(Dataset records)

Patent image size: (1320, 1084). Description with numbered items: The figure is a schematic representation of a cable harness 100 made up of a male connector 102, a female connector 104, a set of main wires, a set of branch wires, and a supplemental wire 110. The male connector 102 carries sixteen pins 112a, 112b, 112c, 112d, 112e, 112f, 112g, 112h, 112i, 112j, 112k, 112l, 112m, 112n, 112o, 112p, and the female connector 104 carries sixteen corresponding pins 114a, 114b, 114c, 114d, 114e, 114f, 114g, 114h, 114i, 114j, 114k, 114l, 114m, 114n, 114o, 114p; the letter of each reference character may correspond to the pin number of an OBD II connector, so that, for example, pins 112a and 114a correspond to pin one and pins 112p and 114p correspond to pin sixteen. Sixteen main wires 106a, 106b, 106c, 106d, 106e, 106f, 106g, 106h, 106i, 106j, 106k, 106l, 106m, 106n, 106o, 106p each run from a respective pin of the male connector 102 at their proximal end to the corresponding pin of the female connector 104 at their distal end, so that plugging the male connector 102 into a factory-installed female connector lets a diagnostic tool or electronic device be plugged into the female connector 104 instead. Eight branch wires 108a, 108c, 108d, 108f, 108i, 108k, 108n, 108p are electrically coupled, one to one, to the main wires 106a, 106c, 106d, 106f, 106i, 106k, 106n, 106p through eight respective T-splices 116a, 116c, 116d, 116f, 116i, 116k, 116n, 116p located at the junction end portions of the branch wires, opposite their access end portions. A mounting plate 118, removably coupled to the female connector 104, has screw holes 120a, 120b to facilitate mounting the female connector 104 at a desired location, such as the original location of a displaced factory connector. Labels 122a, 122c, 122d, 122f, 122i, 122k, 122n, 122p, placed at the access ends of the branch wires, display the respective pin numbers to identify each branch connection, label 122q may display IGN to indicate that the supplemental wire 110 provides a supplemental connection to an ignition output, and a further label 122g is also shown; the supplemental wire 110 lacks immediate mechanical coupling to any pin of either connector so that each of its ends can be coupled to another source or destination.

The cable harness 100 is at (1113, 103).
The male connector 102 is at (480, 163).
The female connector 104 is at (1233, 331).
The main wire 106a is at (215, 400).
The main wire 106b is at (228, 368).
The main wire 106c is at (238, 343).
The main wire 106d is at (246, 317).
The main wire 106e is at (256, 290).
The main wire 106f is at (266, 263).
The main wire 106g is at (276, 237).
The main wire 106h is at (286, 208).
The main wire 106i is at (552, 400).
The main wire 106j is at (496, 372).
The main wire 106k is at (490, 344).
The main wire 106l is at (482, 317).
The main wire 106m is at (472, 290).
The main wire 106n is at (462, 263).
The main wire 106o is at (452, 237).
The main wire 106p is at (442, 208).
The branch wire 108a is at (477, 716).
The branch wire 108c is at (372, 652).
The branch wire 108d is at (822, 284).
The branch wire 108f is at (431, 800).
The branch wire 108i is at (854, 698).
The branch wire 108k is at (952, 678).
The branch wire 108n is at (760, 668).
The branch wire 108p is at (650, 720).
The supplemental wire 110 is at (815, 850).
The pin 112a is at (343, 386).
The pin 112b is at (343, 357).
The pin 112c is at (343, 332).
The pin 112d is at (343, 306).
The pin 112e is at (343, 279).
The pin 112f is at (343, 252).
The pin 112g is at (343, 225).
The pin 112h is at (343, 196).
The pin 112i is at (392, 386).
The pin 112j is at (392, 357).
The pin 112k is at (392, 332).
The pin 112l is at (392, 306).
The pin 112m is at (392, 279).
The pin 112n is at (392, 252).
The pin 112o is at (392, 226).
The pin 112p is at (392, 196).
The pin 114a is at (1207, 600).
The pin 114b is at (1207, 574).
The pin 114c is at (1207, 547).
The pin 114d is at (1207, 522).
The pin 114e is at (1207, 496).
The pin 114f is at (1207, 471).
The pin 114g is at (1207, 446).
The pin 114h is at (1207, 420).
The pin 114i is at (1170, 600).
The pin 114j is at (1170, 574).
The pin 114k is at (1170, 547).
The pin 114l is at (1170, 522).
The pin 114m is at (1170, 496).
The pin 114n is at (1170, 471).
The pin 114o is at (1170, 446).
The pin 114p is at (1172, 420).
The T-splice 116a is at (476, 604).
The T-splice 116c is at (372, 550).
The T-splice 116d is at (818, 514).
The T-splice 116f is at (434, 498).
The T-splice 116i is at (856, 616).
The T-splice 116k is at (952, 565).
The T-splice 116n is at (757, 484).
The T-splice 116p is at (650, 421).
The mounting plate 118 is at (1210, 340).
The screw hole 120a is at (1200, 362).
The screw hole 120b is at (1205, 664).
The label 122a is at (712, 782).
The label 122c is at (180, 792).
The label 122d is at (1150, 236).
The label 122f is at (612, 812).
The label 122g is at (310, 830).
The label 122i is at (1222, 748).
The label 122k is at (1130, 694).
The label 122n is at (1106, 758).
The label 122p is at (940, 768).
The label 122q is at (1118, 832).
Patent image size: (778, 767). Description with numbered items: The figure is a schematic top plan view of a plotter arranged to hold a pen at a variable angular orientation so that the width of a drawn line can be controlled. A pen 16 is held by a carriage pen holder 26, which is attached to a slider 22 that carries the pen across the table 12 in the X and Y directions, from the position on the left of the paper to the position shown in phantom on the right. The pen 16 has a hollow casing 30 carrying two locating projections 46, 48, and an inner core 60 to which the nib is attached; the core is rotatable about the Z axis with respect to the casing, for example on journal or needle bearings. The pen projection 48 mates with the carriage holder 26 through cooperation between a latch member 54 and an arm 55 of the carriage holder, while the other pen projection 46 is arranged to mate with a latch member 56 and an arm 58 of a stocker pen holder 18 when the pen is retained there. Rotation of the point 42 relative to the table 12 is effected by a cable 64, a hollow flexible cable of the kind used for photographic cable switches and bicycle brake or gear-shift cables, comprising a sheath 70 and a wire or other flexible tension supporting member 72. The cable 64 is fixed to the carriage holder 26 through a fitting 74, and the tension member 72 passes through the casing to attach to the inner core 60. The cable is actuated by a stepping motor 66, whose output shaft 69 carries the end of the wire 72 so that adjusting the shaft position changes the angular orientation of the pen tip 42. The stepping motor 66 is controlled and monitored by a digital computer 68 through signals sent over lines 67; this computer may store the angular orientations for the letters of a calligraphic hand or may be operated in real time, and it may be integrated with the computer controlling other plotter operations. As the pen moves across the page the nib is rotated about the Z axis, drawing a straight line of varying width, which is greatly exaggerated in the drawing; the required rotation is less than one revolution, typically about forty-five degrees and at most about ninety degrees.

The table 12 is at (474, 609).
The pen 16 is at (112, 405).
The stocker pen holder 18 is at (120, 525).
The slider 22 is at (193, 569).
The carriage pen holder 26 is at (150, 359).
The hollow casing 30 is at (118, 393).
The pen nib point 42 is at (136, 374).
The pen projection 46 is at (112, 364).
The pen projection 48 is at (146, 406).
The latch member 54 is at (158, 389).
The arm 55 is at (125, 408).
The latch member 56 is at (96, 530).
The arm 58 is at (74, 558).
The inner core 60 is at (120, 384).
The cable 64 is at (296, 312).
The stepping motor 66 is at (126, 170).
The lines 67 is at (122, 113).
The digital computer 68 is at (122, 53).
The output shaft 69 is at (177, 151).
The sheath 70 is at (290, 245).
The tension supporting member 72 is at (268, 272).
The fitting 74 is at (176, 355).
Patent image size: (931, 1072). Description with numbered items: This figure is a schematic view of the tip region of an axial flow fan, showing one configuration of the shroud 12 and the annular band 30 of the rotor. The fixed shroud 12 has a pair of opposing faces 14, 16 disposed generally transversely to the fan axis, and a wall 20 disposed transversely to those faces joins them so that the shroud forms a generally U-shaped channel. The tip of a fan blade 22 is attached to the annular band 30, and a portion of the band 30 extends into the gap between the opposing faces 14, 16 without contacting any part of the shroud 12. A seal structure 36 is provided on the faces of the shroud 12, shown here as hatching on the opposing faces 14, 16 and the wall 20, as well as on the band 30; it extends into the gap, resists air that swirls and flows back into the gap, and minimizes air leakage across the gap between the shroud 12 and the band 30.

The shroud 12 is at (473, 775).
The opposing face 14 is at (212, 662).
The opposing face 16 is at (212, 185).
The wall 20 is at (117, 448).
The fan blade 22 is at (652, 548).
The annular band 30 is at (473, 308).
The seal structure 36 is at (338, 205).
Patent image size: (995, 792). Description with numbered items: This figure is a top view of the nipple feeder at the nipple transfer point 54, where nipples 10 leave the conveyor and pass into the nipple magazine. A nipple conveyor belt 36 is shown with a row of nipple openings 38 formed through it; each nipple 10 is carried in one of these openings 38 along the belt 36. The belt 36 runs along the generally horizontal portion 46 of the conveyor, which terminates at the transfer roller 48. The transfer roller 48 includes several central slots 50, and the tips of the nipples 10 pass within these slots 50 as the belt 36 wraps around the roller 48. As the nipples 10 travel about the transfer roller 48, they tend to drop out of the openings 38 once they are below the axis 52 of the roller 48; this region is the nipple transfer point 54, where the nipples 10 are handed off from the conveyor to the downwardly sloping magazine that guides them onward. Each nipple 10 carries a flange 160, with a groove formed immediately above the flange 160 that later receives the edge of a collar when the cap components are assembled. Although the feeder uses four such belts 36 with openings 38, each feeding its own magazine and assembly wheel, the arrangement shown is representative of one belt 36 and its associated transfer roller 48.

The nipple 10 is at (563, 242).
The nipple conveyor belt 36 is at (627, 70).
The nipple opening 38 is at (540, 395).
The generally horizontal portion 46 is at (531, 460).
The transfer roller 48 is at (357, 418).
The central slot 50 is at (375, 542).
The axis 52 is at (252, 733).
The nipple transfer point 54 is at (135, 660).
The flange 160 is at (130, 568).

[INSTRUCTION] Please output the entries starting with the line that contains "Patent image size: (931, 1072)." and going on through the line that contains "The seal structure 36 is at (338, 205)." as a JSON list of strings, one string per line, with blank lines left out.

[FINISHED TASK]
[
  "Patent image size: (931, 1072). Description with numbered items: This figure is a schematic view of the tip region of an axial flow fan, showing one configuration of the shroud 12 and the annular band 30 of the rotor. The fixed shroud 12 has a pair of opposing faces 14, 16 disposed generally transversely to the fan axis, and a wall 20 disposed transversely to those faces joins them so that the shroud forms a generally U-shaped channel. The tip of a fan blade 22 is attached to the annular band 30, and a portion of the band 30 extends into the gap between the opposing faces 14, 16 without contacting any part of the shroud 12. A seal structure 36 is provided on the faces of the shroud 12, shown here as hatching on the opposing faces 14, 16 and the wall 20, as well as on the band 30; it extends into the gap, resists air that swirls and flows back into the gap, and minimizes air leakage across the gap between the shroud 12 and the band 30.",
  "The shroud 12 is at (473, 775).",
  "The opposing face 14 is at (212, 662).",
  "The opposing face 16 is at (212, 185).",
  "The wall 20 is at (117, 448).",
  "The fan blade 22 is at (652, 548).",
  "The annular band 30 is at (473, 308).",
  "The seal structure 36 is at (338, 205)."
]